§ **WRITTEN REQUEST**:
Copy the lines holding the word "mobile", all of them.

start

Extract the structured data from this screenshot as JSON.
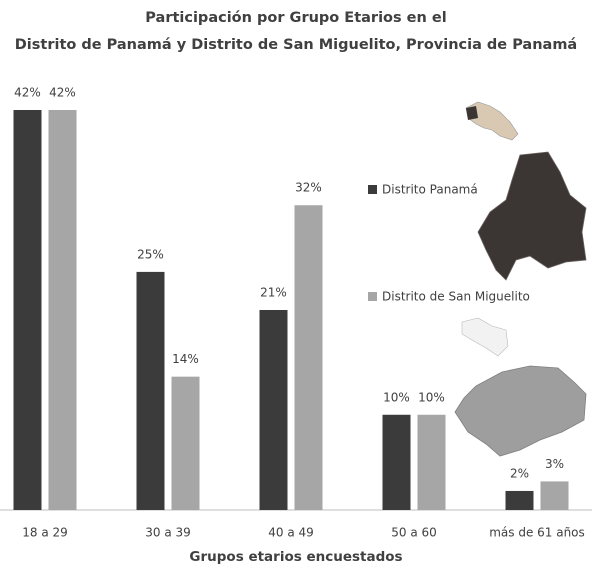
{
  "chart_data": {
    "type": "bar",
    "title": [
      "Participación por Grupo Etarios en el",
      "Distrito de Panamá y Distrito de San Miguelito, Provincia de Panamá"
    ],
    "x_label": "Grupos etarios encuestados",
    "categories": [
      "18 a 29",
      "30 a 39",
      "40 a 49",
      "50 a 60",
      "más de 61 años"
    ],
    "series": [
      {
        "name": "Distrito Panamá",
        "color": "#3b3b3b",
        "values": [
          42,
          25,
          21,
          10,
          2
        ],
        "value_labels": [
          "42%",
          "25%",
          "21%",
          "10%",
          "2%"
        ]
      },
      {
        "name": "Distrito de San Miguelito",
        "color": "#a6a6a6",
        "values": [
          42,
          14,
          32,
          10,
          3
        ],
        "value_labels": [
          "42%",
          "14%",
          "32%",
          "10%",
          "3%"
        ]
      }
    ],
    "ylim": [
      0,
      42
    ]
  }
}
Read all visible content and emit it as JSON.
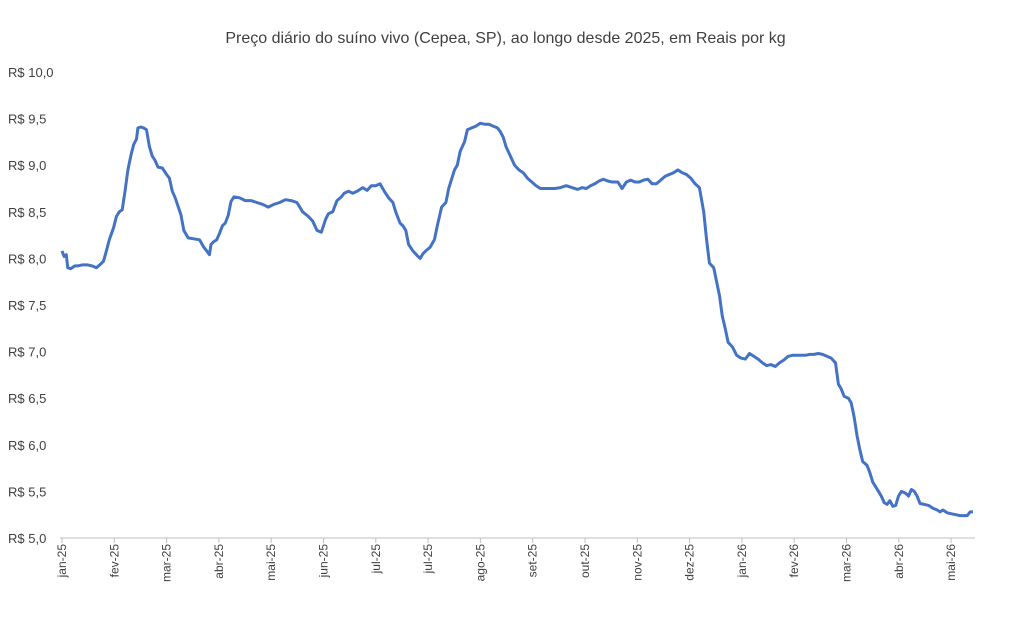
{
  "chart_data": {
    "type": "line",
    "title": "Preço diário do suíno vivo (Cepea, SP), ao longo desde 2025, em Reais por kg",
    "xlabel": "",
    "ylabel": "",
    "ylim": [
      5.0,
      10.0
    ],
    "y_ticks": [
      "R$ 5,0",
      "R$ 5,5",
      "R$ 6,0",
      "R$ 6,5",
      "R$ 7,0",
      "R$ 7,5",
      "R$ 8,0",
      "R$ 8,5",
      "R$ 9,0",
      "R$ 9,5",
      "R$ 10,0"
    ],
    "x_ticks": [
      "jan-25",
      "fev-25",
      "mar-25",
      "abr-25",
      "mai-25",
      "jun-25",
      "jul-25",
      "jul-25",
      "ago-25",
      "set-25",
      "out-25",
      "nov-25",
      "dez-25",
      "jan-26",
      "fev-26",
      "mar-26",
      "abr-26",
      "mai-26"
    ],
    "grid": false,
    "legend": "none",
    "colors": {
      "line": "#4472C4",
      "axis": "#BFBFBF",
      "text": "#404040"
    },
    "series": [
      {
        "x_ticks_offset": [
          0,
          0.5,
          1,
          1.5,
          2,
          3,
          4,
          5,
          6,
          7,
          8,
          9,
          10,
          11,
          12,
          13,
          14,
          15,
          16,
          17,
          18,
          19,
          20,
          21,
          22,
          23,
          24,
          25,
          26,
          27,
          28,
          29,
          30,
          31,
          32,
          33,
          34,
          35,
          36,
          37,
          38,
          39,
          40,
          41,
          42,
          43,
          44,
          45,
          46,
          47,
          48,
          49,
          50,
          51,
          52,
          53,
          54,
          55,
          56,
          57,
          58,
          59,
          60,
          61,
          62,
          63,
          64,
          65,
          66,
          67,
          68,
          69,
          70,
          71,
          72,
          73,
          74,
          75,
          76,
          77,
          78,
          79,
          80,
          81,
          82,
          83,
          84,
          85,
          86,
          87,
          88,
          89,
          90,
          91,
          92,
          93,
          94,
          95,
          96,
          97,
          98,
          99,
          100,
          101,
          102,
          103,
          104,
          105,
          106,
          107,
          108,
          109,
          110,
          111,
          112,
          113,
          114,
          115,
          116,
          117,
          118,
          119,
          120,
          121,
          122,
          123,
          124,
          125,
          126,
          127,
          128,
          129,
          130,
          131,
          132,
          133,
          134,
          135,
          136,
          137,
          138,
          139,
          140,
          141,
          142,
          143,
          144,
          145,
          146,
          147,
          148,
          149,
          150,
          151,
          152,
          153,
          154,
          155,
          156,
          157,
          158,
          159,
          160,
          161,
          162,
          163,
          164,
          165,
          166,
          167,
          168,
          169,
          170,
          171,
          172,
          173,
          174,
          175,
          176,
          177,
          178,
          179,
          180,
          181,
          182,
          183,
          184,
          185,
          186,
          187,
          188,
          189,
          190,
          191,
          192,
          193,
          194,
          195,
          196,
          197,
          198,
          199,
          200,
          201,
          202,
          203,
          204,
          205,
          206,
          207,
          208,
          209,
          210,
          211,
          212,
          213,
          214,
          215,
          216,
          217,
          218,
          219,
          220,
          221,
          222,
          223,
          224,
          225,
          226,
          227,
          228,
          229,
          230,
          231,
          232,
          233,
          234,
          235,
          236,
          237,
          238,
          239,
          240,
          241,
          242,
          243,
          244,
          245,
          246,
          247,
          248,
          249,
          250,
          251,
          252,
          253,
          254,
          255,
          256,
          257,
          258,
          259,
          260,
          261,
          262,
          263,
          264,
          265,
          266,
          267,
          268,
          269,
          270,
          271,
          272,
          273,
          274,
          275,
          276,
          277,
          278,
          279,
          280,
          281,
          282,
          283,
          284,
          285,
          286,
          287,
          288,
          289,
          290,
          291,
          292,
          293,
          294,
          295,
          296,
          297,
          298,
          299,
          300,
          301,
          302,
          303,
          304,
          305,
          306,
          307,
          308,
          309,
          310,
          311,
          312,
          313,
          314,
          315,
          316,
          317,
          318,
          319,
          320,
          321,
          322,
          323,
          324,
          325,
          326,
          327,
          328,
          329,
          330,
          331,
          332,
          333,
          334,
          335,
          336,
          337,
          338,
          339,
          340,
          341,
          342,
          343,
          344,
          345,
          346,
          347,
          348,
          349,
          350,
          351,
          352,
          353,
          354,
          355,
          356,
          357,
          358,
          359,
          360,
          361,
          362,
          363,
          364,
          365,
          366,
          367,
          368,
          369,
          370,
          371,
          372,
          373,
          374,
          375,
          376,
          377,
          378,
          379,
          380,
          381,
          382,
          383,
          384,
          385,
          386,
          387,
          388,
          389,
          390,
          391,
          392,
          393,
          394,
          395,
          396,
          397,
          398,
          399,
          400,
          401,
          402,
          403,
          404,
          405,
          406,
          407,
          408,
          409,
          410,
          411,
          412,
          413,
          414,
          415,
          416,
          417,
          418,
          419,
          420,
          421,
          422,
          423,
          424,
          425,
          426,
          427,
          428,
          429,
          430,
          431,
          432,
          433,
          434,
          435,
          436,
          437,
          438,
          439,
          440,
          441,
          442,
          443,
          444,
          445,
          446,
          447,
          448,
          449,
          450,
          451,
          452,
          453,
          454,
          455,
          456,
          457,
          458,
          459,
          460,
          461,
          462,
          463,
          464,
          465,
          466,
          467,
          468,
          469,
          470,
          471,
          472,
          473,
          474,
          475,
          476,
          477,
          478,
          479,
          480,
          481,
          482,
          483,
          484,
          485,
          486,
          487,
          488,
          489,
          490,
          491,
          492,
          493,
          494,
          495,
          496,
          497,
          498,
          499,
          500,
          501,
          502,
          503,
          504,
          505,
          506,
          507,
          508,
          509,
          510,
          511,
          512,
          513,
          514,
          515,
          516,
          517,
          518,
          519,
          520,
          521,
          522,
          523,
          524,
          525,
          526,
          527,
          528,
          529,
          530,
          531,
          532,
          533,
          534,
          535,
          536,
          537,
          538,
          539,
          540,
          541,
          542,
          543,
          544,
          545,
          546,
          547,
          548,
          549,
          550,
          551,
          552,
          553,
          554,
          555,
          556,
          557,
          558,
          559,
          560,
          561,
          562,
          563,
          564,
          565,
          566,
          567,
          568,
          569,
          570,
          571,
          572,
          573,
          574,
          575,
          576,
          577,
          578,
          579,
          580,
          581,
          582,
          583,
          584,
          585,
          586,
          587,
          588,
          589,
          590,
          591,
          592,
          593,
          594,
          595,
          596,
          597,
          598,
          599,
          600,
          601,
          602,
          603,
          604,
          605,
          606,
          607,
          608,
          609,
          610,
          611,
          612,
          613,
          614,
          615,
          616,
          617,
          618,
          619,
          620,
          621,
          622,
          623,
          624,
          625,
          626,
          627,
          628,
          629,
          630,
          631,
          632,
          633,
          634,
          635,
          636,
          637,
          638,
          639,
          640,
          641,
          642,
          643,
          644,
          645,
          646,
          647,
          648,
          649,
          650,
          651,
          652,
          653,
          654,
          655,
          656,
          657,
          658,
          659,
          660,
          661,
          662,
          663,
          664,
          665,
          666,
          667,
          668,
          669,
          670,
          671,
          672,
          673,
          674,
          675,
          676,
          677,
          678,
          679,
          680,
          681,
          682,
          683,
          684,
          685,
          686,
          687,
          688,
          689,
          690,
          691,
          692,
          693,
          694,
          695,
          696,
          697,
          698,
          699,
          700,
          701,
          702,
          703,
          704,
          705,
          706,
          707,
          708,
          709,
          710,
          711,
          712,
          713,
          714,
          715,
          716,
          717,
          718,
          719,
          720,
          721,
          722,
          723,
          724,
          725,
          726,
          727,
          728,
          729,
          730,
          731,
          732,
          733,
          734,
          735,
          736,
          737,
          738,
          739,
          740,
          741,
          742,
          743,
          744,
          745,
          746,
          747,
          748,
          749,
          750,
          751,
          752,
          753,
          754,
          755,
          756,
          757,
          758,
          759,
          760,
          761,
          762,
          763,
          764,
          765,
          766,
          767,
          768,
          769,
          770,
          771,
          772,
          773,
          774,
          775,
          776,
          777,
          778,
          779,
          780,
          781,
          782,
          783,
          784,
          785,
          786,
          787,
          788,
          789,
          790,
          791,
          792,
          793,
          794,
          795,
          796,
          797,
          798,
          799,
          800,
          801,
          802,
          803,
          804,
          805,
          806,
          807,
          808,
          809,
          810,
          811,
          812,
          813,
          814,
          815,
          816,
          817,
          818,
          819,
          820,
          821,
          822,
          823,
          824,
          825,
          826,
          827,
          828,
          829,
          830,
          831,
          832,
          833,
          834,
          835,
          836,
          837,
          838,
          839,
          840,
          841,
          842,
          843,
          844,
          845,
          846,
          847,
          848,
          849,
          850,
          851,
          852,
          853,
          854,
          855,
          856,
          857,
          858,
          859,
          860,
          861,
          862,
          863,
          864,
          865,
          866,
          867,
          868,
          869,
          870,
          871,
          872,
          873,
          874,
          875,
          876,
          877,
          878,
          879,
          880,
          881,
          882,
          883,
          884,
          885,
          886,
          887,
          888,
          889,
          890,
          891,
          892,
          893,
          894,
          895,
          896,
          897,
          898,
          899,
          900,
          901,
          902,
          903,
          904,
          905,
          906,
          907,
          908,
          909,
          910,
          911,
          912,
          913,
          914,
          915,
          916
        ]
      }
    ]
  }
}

end
start

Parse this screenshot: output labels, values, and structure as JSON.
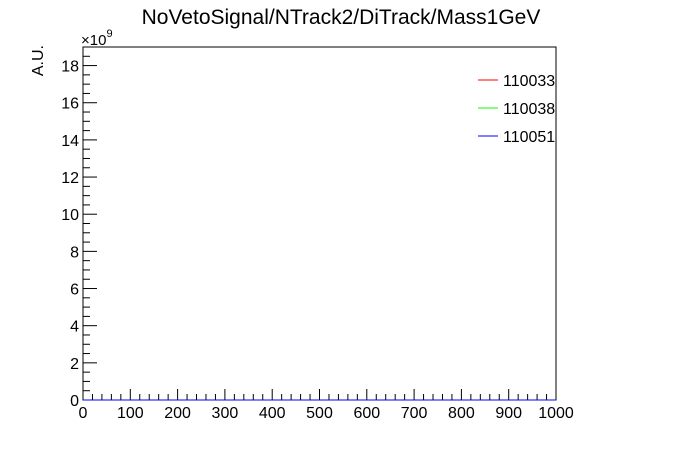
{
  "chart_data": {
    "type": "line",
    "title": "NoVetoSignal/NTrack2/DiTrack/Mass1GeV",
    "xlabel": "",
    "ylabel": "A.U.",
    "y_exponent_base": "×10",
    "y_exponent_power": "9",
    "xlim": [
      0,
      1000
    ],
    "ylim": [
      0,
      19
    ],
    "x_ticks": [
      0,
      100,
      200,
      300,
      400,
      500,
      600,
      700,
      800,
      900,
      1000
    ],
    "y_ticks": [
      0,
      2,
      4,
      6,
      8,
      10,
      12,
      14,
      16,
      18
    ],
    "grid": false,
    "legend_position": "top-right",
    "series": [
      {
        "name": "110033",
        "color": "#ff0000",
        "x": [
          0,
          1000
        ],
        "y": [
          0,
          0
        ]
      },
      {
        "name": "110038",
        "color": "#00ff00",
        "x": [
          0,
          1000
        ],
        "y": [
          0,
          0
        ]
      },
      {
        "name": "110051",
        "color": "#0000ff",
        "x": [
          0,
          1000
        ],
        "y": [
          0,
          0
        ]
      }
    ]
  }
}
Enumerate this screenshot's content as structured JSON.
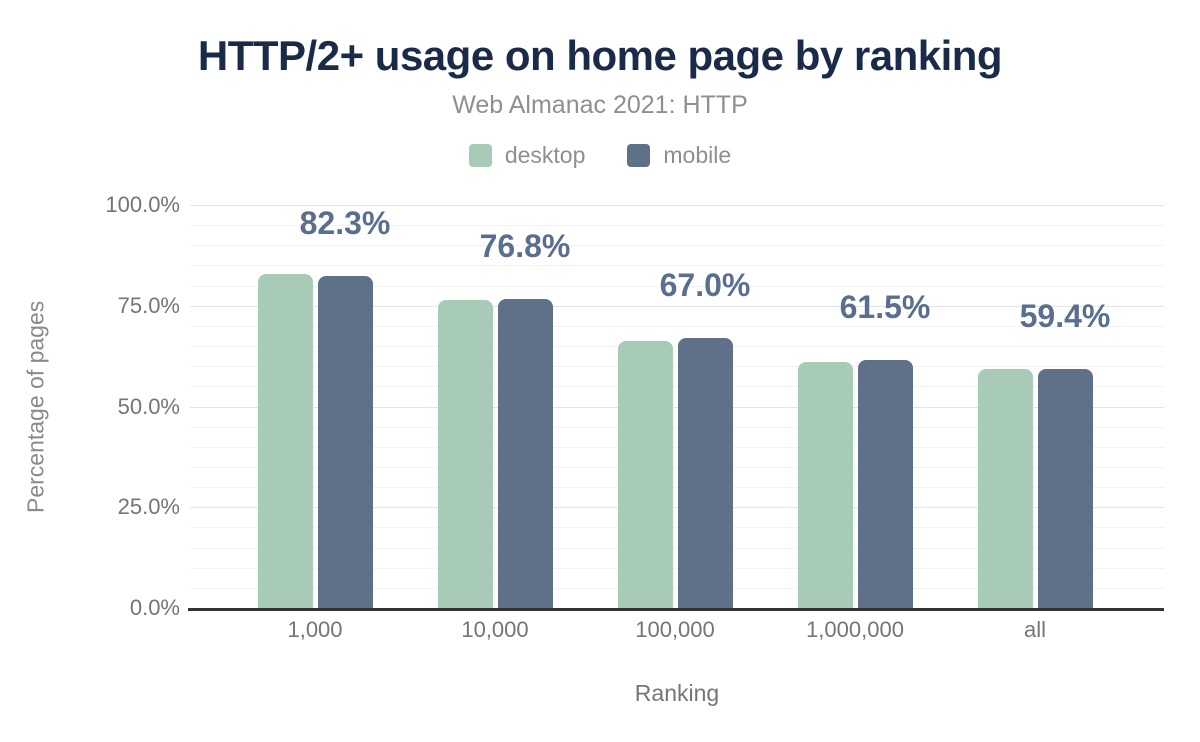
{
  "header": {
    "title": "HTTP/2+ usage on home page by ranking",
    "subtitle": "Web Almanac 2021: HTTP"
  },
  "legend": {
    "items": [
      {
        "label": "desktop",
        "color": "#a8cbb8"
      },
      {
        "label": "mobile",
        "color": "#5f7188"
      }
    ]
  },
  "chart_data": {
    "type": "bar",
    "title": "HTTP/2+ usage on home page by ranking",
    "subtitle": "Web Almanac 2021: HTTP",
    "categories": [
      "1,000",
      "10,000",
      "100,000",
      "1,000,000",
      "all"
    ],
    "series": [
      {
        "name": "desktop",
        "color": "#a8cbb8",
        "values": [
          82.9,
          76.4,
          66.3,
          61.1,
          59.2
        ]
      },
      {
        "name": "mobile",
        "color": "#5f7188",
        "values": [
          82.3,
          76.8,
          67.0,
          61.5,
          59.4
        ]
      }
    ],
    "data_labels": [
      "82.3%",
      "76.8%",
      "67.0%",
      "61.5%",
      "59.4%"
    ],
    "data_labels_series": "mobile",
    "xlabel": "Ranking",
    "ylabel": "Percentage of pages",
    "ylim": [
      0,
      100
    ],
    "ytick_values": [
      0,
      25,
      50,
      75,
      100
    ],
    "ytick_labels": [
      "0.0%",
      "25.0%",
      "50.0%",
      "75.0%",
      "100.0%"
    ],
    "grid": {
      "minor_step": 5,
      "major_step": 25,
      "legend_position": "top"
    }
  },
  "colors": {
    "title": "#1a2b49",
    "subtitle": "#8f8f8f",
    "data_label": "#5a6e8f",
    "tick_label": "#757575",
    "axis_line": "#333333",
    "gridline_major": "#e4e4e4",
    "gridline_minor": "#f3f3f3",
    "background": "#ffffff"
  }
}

end
start

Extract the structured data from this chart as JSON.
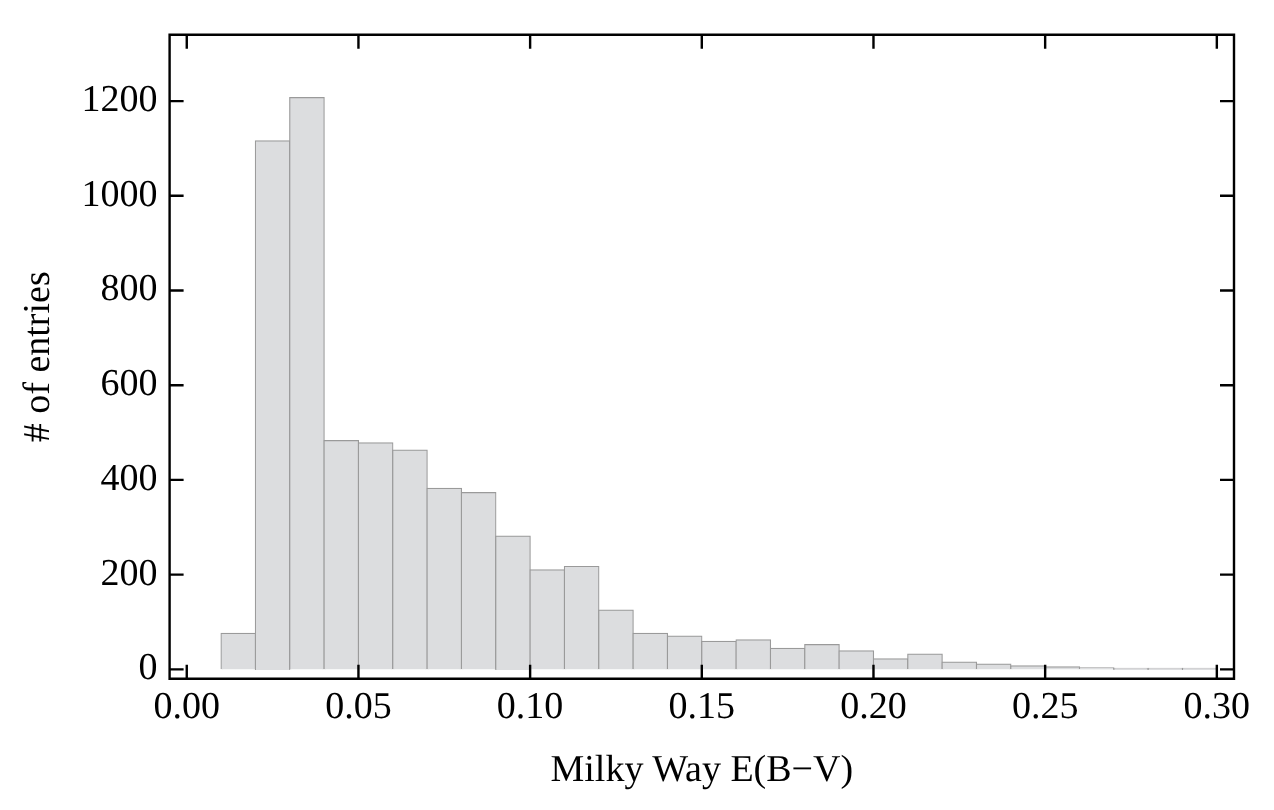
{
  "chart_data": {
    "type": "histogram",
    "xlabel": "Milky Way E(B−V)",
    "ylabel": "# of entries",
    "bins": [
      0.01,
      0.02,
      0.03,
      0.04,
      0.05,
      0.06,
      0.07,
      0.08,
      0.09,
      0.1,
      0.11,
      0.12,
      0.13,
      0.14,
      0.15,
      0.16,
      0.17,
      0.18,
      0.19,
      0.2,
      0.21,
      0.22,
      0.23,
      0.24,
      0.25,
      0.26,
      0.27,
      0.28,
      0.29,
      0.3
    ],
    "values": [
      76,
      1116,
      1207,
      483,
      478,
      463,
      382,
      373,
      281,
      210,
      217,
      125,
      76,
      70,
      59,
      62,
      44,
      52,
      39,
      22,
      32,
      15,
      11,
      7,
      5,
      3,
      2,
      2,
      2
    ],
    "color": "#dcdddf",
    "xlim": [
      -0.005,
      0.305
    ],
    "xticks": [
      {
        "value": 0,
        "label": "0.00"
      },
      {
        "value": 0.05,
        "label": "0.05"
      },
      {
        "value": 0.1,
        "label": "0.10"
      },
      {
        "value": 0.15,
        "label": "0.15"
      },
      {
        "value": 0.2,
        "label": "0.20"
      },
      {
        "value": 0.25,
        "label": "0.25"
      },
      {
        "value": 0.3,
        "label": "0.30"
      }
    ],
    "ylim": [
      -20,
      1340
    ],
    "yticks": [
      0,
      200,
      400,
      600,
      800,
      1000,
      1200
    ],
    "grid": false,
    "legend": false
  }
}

end

§ **OUTPUT**:
        "label": "mobile",
        "name": "mobile",
    "data_labels_series": "mobile",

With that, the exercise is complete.